-- START --

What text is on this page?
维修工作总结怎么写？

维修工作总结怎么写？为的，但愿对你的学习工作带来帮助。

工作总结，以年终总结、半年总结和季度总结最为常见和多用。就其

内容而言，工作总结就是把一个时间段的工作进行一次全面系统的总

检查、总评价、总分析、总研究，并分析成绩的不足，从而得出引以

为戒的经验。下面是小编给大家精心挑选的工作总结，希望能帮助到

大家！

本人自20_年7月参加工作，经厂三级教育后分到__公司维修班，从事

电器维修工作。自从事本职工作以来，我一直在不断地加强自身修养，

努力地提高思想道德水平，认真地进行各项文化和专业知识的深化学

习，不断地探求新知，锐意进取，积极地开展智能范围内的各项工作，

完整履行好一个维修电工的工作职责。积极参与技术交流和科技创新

-- END --

**Task description**
Give solely the number of lines in the data that contain the string "维修工作总结怎么写".

**Written answer**
2